## Material:
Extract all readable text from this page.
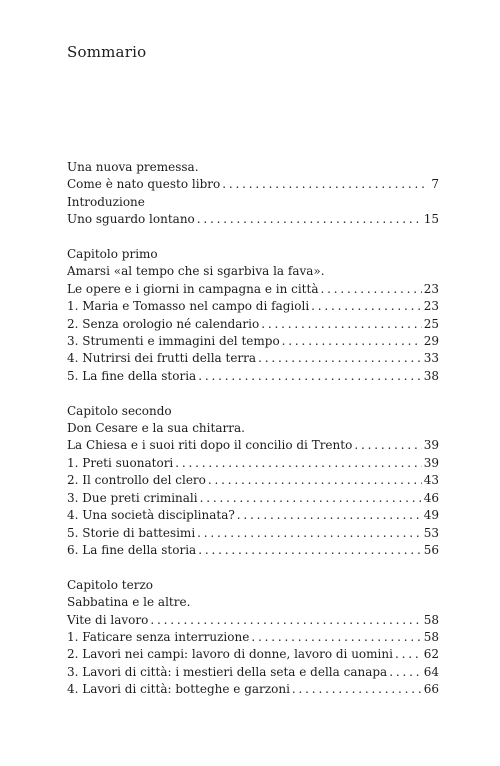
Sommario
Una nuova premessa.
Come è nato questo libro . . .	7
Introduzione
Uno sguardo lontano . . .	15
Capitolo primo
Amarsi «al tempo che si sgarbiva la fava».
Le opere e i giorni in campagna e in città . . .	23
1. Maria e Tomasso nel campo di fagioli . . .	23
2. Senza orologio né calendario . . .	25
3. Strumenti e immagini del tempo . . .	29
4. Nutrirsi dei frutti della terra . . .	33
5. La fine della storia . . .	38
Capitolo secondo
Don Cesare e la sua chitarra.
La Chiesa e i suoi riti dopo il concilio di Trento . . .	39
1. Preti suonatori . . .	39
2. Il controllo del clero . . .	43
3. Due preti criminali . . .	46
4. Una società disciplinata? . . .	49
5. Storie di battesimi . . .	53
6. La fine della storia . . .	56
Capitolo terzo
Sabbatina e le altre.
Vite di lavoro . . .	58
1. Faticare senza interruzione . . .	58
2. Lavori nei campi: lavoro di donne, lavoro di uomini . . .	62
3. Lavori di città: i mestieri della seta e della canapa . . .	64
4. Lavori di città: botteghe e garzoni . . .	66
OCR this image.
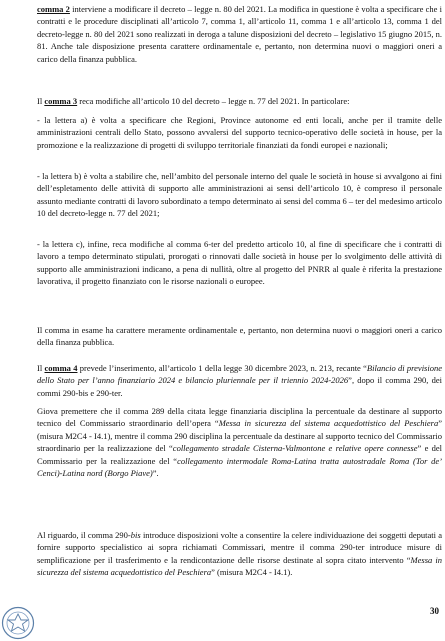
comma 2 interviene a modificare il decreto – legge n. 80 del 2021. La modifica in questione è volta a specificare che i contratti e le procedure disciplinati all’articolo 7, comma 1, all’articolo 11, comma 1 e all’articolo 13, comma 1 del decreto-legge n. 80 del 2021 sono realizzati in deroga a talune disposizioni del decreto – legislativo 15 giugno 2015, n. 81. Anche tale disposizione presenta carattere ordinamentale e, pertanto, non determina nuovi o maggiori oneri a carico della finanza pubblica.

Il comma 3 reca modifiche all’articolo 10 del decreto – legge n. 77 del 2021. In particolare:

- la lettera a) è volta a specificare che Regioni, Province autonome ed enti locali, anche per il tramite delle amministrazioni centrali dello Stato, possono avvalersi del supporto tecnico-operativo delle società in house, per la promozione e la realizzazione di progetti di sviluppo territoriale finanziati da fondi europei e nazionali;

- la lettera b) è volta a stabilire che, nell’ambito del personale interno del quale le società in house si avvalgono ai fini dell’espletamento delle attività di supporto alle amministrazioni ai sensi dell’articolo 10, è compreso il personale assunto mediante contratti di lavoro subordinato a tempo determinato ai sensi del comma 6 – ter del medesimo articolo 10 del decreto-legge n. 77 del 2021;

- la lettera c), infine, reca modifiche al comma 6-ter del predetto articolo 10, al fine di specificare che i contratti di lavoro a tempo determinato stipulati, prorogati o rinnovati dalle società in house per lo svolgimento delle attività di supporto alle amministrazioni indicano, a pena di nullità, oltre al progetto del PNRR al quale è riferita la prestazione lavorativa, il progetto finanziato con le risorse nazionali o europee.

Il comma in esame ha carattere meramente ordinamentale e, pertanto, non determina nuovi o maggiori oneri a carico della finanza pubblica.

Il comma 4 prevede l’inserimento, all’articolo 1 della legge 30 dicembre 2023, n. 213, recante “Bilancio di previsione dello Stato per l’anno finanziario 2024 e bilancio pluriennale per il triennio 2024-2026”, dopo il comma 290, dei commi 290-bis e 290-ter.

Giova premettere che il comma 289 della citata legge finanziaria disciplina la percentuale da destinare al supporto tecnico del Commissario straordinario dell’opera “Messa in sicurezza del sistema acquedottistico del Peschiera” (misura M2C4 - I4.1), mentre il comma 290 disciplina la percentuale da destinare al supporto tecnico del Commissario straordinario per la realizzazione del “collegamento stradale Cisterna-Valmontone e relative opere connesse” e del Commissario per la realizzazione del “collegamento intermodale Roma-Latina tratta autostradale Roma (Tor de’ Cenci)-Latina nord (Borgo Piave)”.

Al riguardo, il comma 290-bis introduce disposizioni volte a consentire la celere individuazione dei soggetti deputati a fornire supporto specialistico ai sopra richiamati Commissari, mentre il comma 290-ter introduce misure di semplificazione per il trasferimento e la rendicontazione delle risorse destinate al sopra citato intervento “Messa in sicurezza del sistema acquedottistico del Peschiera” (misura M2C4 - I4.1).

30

* * *

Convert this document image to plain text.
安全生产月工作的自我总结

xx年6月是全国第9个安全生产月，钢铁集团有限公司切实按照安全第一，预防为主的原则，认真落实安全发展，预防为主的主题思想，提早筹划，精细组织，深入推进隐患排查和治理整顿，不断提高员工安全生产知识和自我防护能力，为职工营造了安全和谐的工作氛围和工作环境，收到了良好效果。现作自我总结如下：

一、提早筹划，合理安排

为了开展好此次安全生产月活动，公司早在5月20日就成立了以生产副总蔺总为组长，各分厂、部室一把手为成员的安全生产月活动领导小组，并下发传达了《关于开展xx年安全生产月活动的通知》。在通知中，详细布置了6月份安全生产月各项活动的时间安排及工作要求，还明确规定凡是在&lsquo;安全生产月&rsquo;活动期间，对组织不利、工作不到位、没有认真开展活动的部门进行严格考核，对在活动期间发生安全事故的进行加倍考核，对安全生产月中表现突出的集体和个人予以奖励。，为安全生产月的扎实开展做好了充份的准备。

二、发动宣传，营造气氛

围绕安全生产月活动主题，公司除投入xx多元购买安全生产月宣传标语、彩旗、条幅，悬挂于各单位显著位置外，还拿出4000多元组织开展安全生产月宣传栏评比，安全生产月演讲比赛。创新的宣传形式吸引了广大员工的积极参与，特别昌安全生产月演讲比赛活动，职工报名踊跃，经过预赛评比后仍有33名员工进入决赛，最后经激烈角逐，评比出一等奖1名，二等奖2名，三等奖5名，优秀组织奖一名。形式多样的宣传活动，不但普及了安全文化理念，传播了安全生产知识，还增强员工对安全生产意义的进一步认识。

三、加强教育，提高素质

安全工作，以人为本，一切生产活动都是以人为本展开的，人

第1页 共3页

## Task details:
Read the entries and show each line that mentions "text".

## Solution:
Extract all readable text from this page.
Convert this document image to plain text.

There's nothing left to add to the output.